### Aim
Copy the records from their start through the line containing "refresh-icon[interactable]: ⟳ —", swapping every "green-dot-icon" for "green-circle-icon" and leaving all else unchanged.

### Material for this task
--- begin ---

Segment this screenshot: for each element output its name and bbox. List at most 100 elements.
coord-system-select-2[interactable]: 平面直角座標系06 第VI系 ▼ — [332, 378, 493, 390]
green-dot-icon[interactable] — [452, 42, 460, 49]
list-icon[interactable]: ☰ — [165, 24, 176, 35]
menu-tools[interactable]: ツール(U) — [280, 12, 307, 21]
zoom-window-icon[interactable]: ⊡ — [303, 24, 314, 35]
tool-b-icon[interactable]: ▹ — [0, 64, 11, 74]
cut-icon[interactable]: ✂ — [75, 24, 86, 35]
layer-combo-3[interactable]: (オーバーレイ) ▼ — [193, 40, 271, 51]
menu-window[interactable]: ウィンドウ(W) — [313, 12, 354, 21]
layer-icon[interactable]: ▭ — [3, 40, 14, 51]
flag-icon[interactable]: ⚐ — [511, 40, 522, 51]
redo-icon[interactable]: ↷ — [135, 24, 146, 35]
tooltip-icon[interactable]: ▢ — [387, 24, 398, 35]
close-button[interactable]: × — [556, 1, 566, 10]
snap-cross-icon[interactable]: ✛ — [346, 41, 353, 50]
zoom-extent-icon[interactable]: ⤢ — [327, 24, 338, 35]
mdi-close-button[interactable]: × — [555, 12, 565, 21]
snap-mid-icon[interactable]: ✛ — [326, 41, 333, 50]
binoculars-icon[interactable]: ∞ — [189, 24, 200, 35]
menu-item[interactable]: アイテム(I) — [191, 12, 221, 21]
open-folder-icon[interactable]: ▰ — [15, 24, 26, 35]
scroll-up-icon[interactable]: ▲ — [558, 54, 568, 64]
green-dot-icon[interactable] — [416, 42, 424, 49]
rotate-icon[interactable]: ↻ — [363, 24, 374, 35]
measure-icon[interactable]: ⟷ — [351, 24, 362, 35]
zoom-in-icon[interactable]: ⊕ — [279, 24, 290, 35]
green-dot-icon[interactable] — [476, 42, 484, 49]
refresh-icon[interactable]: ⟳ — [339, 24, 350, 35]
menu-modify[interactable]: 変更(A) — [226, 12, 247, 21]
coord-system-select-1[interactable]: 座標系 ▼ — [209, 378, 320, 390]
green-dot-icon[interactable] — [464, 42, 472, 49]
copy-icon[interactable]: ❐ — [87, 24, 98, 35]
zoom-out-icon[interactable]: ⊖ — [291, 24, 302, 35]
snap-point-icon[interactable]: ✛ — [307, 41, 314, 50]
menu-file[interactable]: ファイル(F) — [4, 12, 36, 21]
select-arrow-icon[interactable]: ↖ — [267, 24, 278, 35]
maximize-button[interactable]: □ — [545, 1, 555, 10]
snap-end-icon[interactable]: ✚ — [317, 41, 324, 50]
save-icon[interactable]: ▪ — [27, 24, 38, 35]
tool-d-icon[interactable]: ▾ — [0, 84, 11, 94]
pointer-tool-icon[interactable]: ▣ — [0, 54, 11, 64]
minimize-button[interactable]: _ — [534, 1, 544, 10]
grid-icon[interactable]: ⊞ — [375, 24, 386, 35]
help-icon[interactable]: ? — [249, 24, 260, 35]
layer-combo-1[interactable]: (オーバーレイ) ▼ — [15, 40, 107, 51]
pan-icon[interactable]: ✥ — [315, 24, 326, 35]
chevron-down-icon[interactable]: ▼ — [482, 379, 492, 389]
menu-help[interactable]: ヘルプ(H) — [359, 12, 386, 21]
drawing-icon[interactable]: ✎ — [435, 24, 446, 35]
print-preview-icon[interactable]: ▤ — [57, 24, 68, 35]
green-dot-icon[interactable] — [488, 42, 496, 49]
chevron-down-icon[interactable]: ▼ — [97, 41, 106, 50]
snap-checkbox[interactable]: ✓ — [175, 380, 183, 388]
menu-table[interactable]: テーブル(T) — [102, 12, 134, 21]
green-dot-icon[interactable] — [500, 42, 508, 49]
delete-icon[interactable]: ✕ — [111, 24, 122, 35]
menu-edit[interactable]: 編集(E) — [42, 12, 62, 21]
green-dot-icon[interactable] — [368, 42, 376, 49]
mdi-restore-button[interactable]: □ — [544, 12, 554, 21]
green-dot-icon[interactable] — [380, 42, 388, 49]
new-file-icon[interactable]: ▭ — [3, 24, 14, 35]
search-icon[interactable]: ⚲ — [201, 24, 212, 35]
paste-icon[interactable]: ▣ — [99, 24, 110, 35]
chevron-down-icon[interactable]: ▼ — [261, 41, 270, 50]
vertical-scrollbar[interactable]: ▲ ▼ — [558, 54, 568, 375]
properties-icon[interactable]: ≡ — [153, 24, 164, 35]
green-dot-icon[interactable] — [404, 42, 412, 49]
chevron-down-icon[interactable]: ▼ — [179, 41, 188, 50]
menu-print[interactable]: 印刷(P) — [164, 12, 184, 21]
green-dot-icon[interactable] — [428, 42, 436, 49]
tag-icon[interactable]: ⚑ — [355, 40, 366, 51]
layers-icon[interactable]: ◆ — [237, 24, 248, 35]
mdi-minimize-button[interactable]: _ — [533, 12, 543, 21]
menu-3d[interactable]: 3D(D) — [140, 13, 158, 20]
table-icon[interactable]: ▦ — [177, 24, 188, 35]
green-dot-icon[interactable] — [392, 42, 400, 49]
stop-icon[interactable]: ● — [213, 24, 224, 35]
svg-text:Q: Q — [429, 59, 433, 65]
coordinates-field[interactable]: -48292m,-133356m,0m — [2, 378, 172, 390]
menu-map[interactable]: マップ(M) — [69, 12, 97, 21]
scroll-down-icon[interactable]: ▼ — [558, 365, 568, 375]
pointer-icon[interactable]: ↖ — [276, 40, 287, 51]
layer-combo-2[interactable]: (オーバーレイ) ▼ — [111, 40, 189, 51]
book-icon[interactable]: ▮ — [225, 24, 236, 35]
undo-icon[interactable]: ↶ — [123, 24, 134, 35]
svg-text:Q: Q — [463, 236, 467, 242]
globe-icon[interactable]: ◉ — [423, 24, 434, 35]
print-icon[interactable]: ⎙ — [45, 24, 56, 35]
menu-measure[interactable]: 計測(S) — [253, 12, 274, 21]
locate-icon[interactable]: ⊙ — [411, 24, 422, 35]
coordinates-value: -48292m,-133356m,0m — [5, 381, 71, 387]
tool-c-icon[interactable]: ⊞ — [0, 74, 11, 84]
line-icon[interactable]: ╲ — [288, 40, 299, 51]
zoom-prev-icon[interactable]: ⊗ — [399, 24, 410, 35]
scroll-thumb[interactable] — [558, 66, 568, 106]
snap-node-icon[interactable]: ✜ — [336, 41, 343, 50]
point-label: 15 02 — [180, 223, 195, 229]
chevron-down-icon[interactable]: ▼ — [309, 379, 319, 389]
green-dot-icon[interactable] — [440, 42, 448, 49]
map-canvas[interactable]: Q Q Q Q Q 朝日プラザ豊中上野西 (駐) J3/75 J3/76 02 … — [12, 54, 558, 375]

--- end ---

### Answer for this exercise
Segment this screenshot: for each element output its name and bbox. List at most 100 elements.
coord-system-select-2[interactable]: 平面直角座標系06 第VI系 ▼ — [332, 378, 493, 390]
green-circle-icon[interactable] — [452, 42, 460, 49]
list-icon[interactable]: ☰ — [165, 24, 176, 35]
menu-tools[interactable]: ツール(U) — [280, 12, 307, 21]
zoom-window-icon[interactable]: ⊡ — [303, 24, 314, 35]
tool-b-icon[interactable]: ▹ — [0, 64, 11, 74]
cut-icon[interactable]: ✂ — [75, 24, 86, 35]
layer-combo-3[interactable]: (オーバーレイ) ▼ — [193, 40, 271, 51]
menu-window[interactable]: ウィンドウ(W) — [313, 12, 354, 21]
layer-icon[interactable]: ▭ — [3, 40, 14, 51]
flag-icon[interactable]: ⚐ — [511, 40, 522, 51]
redo-icon[interactable]: ↷ — [135, 24, 146, 35]
tooltip-icon[interactable]: ▢ — [387, 24, 398, 35]
close-button[interactable]: × — [556, 1, 566, 10]
snap-cross-icon[interactable]: ✛ — [346, 41, 353, 50]
zoom-extent-icon[interactable]: ⤢ — [327, 24, 338, 35]
mdi-close-button[interactable]: × — [555, 12, 565, 21]
snap-mid-icon[interactable]: ✛ — [326, 41, 333, 50]
binoculars-icon[interactable]: ∞ — [189, 24, 200, 35]
menu-item[interactable]: アイテム(I) — [191, 12, 221, 21]
open-folder-icon[interactable]: ▰ — [15, 24, 26, 35]
scroll-up-icon[interactable]: ▲ — [558, 54, 568, 64]
green-circle-icon[interactable] — [416, 42, 424, 49]
rotate-icon[interactable]: ↻ — [363, 24, 374, 35]
measure-icon[interactable]: ⟷ — [351, 24, 362, 35]
zoom-in-icon[interactable]: ⊕ — [279, 24, 290, 35]
green-circle-icon[interactable] — [476, 42, 484, 49]
refresh-icon[interactable]: ⟳ — [339, 24, 350, 35]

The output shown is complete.